Your instructions:
Leaving out all images, write out the records that follow exactly.

Records provided:
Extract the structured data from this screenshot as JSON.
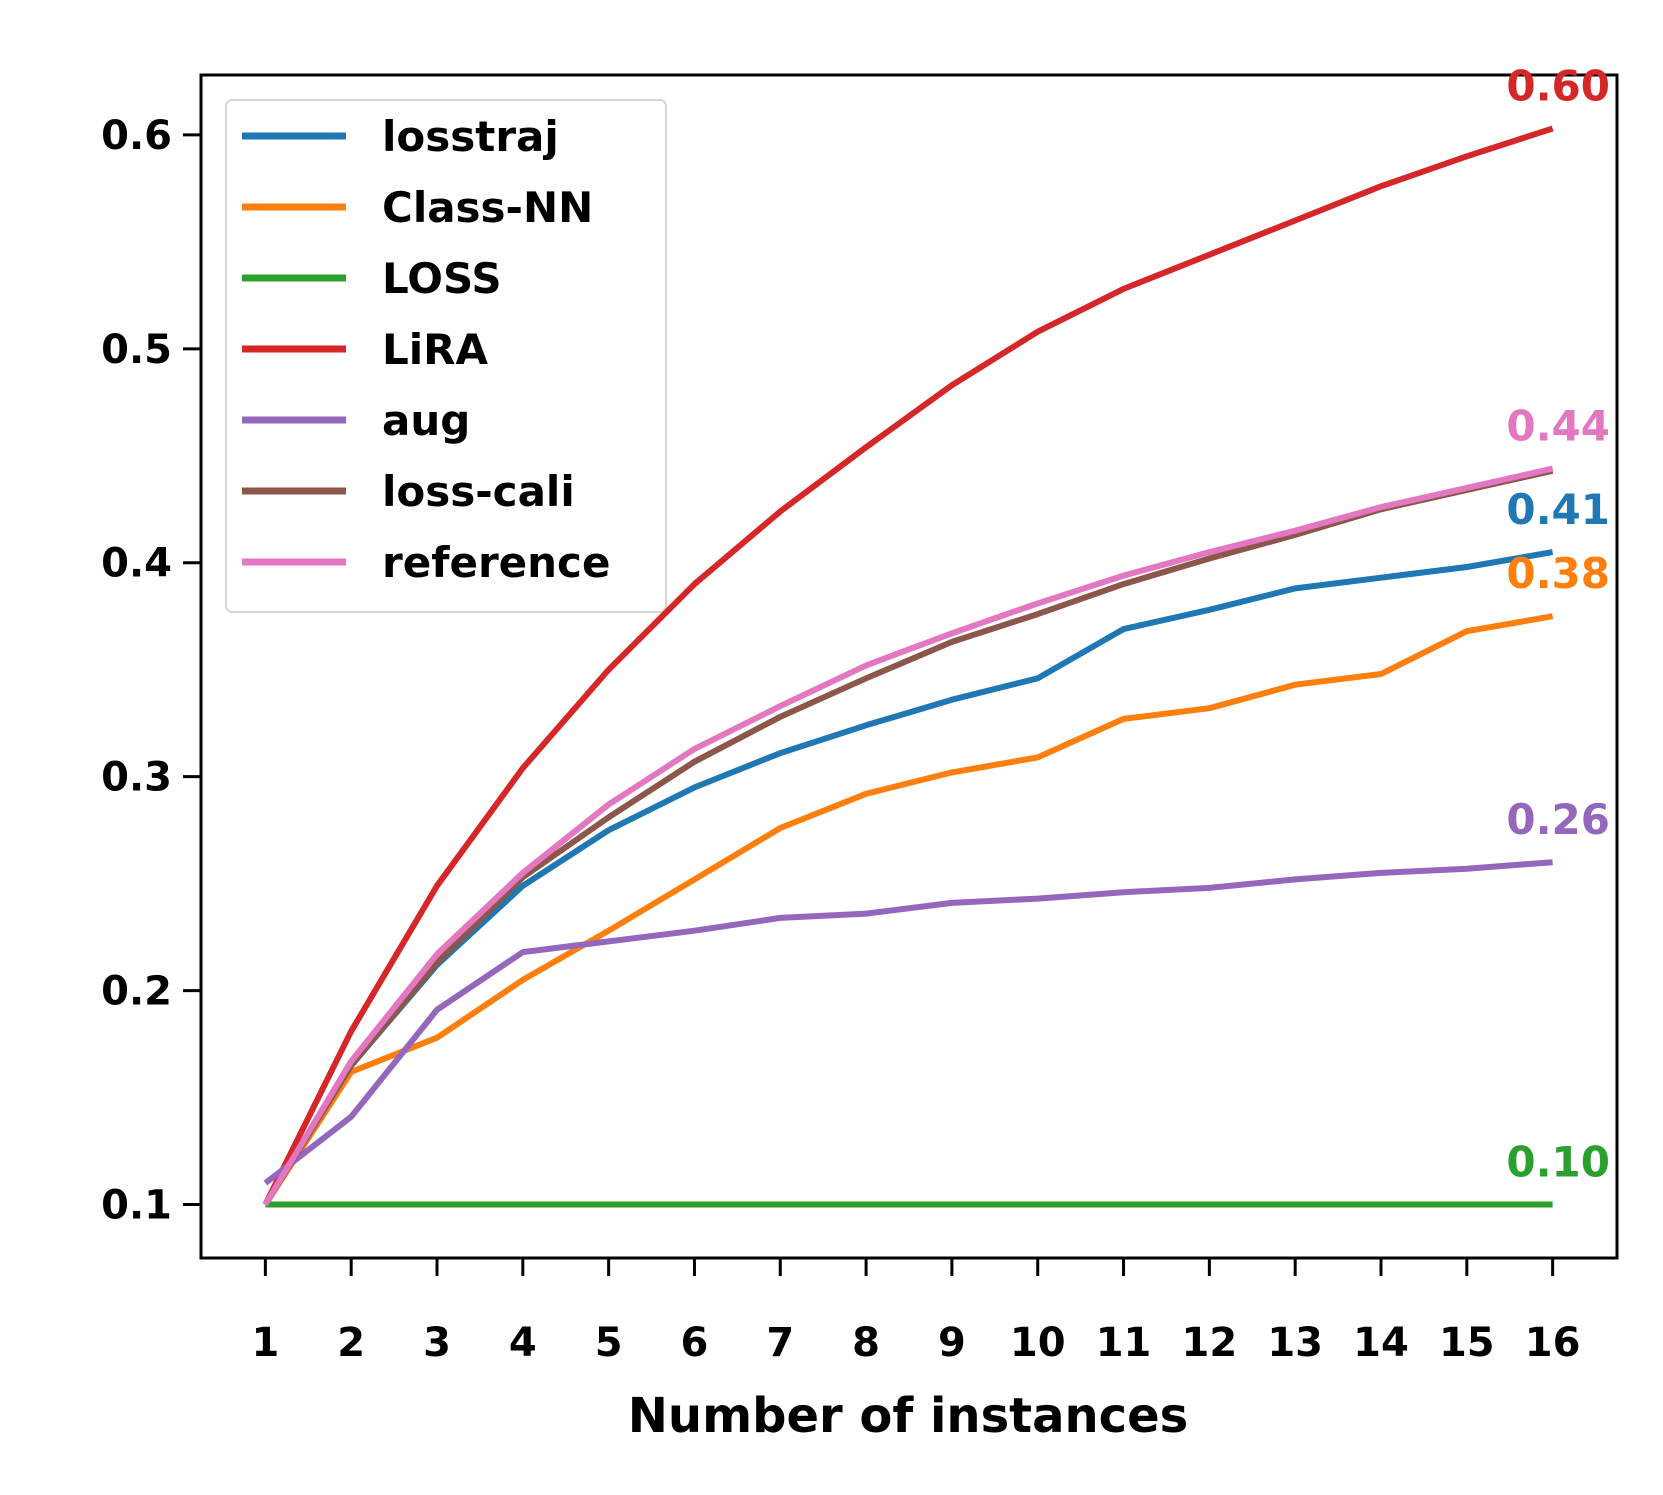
{
  "chart_data": {
    "type": "line",
    "title": "",
    "xlabel": "Number of instances",
    "ylabel": "",
    "x": [
      1,
      2,
      3,
      4,
      5,
      6,
      7,
      8,
      9,
      10,
      11,
      12,
      13,
      14,
      15,
      16
    ],
    "x_tick_labels": [
      "1",
      "2",
      "3",
      "4",
      "5",
      "6",
      "7",
      "8",
      "9",
      "10",
      "11",
      "12",
      "13",
      "14",
      "15",
      "16"
    ],
    "xlim": [
      0.25,
      16.75
    ],
    "ylim": [
      0.075,
      0.628
    ],
    "y_ticks": [
      0.1,
      0.2,
      0.3,
      0.4,
      0.5,
      0.6
    ],
    "y_tick_labels": [
      "0.1",
      "0.2",
      "0.3",
      "0.4",
      "0.5",
      "0.6"
    ],
    "grid": false,
    "legend_position": "top-left",
    "series": [
      {
        "name": "losstraj",
        "color": "#1f77b4",
        "end_label": "0.41",
        "values": [
          0.1,
          0.165,
          0.212,
          0.249,
          0.275,
          0.295,
          0.311,
          0.324,
          0.336,
          0.346,
          0.369,
          0.378,
          0.388,
          0.393,
          0.398,
          0.405
        ]
      },
      {
        "name": "Class-NN",
        "color": "#ff7f0e",
        "end_label": "0.38",
        "values": [
          0.1,
          0.162,
          0.178,
          0.205,
          0.228,
          0.252,
          0.276,
          0.292,
          0.302,
          0.309,
          0.327,
          0.332,
          0.343,
          0.348,
          0.368,
          0.375
        ]
      },
      {
        "name": "LOSS",
        "color": "#2ca02c",
        "end_label": "0.10",
        "values": [
          0.1,
          0.1,
          0.1,
          0.1,
          0.1,
          0.1,
          0.1,
          0.1,
          0.1,
          0.1,
          0.1,
          0.1,
          0.1,
          0.1,
          0.1,
          0.1
        ]
      },
      {
        "name": "LiRA",
        "color": "#d62728",
        "end_label": "0.60",
        "values": [
          0.1,
          0.181,
          0.249,
          0.304,
          0.35,
          0.39,
          0.424,
          0.454,
          0.483,
          0.508,
          0.528,
          0.544,
          0.56,
          0.576,
          0.59,
          0.603
        ]
      },
      {
        "name": "aug",
        "color": "#9467bd",
        "end_label": "0.26",
        "values": [
          0.11,
          0.141,
          0.191,
          0.218,
          0.223,
          0.228,
          0.234,
          0.236,
          0.241,
          0.243,
          0.246,
          0.248,
          0.252,
          0.255,
          0.257,
          0.26
        ]
      },
      {
        "name": "loss-cali",
        "color": "#8c564b",
        "end_label": "",
        "values": [
          0.1,
          0.165,
          0.213,
          0.253,
          0.281,
          0.307,
          0.328,
          0.346,
          0.363,
          0.376,
          0.39,
          0.402,
          0.413,
          0.425,
          0.434,
          0.443
        ]
      },
      {
        "name": "reference",
        "color": "#e377c2",
        "end_label": "0.44",
        "values": [
          0.1,
          0.167,
          0.217,
          0.255,
          0.287,
          0.313,
          0.333,
          0.352,
          0.367,
          0.381,
          0.394,
          0.405,
          0.415,
          0.426,
          0.435,
          0.444
        ]
      }
    ]
  }
}
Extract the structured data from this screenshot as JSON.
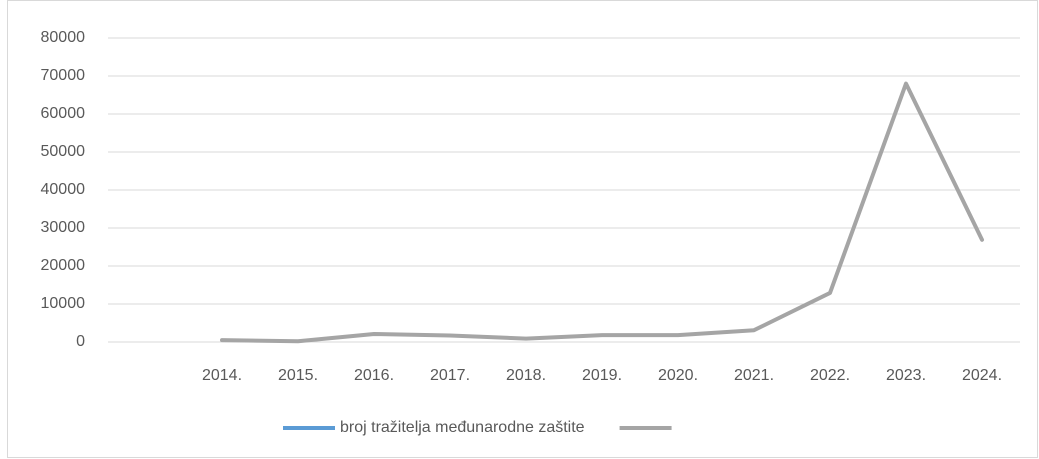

Expected output:
Extract the structured data from this screenshot as JSON.
{
  "chart_data": {
    "type": "line",
    "title": "",
    "xlabel": "Number of instances",
    "ylabel": "",
    "x": [
      1,
      2,
      3,
      4,
      5,
      6,
      7,
      8,
      9,
      10,
      11,
      12,
      13,
      14,
      15,
      16
    ],
    "x_tick_labels": [
      "1",
      "2",
      "3",
      "4",
      "5",
      "6",
      "7",
      "8",
      "9",
      "10",
      "11",
      "12",
      "13",
      "14",
      "15",
      "16"
    ],
    "xlim": [
      0.25,
      16.75
    ],
    "ylim": [
      0.075,
      0.628
    ],
    "y_ticks": [
      0.1,
      0.2,
      0.3,
      0.4,
      0.5,
      0.6
    ],
    "y_tick_labels": [
      "0.1",
      "0.2",
      "0.3",
      "0.4",
      "0.5",
      "0.6"
    ],
    "grid": false,
    "legend_position": "top-left",
    "series": [
      {
        "name": "losstraj",
        "color": "#1f77b4",
        "end_label": "0.41",
        "values": [
          0.1,
          0.165,
          0.212,
          0.249,
          0.275,
          0.295,
          0.311,
          0.324,
          0.336,
          0.346,
          0.369,
          0.378,
          0.388,
          0.393,
          0.398,
          0.405
        ]
      },
      {
        "name": "Class-NN",
        "color": "#ff7f0e",
        "end_label": "0.38",
        "values": [
          0.1,
          0.162,
          0.178,
          0.205,
          0.228,
          0.252,
          0.276,
          0.292,
          0.302,
          0.309,
          0.327,
          0.332,
          0.343,
          0.348,
          0.368,
          0.375
        ]
      },
      {
        "name": "LOSS",
        "color": "#2ca02c",
        "end_label": "0.10",
        "values": [
          0.1,
          0.1,
          0.1,
          0.1,
          0.1,
          0.1,
          0.1,
          0.1,
          0.1,
          0.1,
          0.1,
          0.1,
          0.1,
          0.1,
          0.1,
          0.1
        ]
      },
      {
        "name": "LiRA",
        "color": "#d62728",
        "end_label": "0.60",
        "values": [
          0.1,
          0.181,
          0.249,
          0.304,
          0.35,
          0.39,
          0.424,
          0.454,
          0.483,
          0.508,
          0.528,
          0.544,
          0.56,
          0.576,
          0.59,
          0.603
        ]
      },
      {
        "name": "aug",
        "color": "#9467bd",
        "end_label": "0.26",
        "values": [
          0.11,
          0.141,
          0.191,
          0.218,
          0.223,
          0.228,
          0.234,
          0.236,
          0.241,
          0.243,
          0.246,
          0.248,
          0.252,
          0.255,
          0.257,
          0.26
        ]
      },
      {
        "name": "loss-cali",
        "color": "#8c564b",
        "end_label": "",
        "values": [
          0.1,
          0.165,
          0.213,
          0.253,
          0.281,
          0.307,
          0.328,
          0.346,
          0.363,
          0.376,
          0.39,
          0.402,
          0.413,
          0.425,
          0.434,
          0.443
        ]
      },
      {
        "name": "reference",
        "color": "#e377c2",
        "end_label": "0.44",
        "values": [
          0.1,
          0.167,
          0.217,
          0.255,
          0.287,
          0.313,
          0.333,
          0.352,
          0.367,
          0.381,
          0.394,
          0.405,
          0.415,
          0.426,
          0.435,
          0.444
        ]
      }
    ]
  }
}
Extract the structured data from this screenshot as JSON.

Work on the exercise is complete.